→ Trecho para leitura
--- --- ---

Apesar do entusiasmo, os executivos ressaltam que são necessários mais investimentos em infraestrutura e planejamento público. Embora o número de ônibus elétricos tenha crescido, estamos longe de países líderes. Por aqui, há 0,48 ônibus elétrico por 100.000 habitantes, enquanto essa proporção é de 39,3 na China e 13,5 no vizinho Chile (veja o case no box ao lado).

Os empresários e governantes afirmam que a demanda da sociedade por mudanças para conter a crise climática é forte, a tecnologia está mais madura e os elétricos, ao longo de todo o tempo de operação, se provarão uma opção bem mais econômica que o diesel. O desafio vai requerer alinhamento e compromisso entre governos, órgãos de desenvolvimento e o setor produtivo. Com tudo alinhado, é uma oportunidade e tanto para a economia nacional. Do tipo que polui menos, é silenciosa e pode ativar a indústria nacional.

--- --- ---

→ Dados fornecidos
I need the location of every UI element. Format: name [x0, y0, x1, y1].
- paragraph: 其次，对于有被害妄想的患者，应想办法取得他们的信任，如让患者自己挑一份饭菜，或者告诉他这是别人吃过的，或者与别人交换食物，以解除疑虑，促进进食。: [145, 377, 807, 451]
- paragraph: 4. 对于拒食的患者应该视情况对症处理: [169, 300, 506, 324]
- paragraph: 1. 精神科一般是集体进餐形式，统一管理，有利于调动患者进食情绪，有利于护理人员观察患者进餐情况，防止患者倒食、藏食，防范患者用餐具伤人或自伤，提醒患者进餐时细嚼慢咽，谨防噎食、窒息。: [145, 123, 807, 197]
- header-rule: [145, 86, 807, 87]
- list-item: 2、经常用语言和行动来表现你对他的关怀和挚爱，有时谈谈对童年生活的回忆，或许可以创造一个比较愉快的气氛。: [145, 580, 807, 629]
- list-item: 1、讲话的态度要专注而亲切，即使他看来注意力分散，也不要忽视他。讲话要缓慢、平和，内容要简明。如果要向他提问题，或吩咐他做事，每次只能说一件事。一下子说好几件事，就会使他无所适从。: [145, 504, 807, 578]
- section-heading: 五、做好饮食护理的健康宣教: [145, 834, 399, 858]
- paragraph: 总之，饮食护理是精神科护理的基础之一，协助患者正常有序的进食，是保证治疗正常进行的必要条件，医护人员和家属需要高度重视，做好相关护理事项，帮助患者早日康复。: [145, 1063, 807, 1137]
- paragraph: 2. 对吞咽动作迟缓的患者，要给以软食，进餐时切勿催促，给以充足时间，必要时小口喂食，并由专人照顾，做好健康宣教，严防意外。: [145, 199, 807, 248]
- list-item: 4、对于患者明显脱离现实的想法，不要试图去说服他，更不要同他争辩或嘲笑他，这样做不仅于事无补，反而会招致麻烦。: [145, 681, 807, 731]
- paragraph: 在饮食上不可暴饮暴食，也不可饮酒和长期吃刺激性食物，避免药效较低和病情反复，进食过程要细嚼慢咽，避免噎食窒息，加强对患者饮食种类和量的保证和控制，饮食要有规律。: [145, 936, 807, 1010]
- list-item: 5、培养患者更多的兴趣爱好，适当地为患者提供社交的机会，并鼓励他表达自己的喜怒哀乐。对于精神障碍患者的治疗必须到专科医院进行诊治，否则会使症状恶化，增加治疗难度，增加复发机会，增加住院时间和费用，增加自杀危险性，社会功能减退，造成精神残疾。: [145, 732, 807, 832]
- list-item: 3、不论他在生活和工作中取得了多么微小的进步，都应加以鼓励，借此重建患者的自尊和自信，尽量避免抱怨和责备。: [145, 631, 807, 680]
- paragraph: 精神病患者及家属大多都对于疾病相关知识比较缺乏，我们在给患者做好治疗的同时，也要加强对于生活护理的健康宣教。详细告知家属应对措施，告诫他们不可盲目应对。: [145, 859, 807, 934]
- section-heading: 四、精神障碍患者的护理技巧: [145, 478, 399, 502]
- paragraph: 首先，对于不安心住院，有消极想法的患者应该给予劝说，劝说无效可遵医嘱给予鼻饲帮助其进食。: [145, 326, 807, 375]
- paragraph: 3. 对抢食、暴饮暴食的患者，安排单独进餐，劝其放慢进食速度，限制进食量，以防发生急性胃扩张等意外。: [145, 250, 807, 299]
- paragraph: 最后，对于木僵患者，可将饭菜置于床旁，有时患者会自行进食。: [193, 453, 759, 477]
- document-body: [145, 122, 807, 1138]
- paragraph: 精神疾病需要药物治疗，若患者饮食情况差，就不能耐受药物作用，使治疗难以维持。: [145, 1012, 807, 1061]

--- --- ---

→ Objetivo da tarefa
Dê continuidade ao texto sobre os ônibus elétricos no Brasil, começando logo depois da última frase dele.

→ Resultado abaixo
Exemplo latino

Em sete anos, Santiago adotou a maior frota de ônibus elétricos da América Latina, e a expansão continua em ritmo forte

Veículo elétrico em Santiago: o Chile lidera adoção de ônibus elétricos na América Latina (Claudio Reyes/AFP/Getty Images)

Um grande exemplo do avanço dos ônibus elétricos vem de Santiago, no Chile. O país tem hoje a maior frota da América Latina, com 2.729 unidades. Mais 1.000 estão previstas até o fim de 2025. Com isso, 60% dos coletivos na capital chilena serão movidos a eletricidade.

O projeto chileno começou em 2017, depois que o governo nacional colocou a troca de frota como uma prioridade. A estratégia previu um modelo com várias etapas e garantias. Assim, adotou-se uma nova forma de pagamento pelos serviços, em que uma empresa é paga pelo governo para fornecer os ônibus e outra é contratada para operá-los, em contratos separados. Isso dilui os custos e reduz os riscos.

“Se mudarem os operadores, os ônibus são mantidos. E o governo do Chile, por meio do Ministério do Transporte, participa para dar as garantias de pagamento”, disse Paola Tapia, diretora de Transportes de Santiago, à EXAME, durante uma visita a São Paulo. Ela explicou que a transição foi centrada em três pontos: adoção gradual, regras sólidas e eficientes — mas com espaço para flexibilizar modelos — e busca de parcerias com empresas.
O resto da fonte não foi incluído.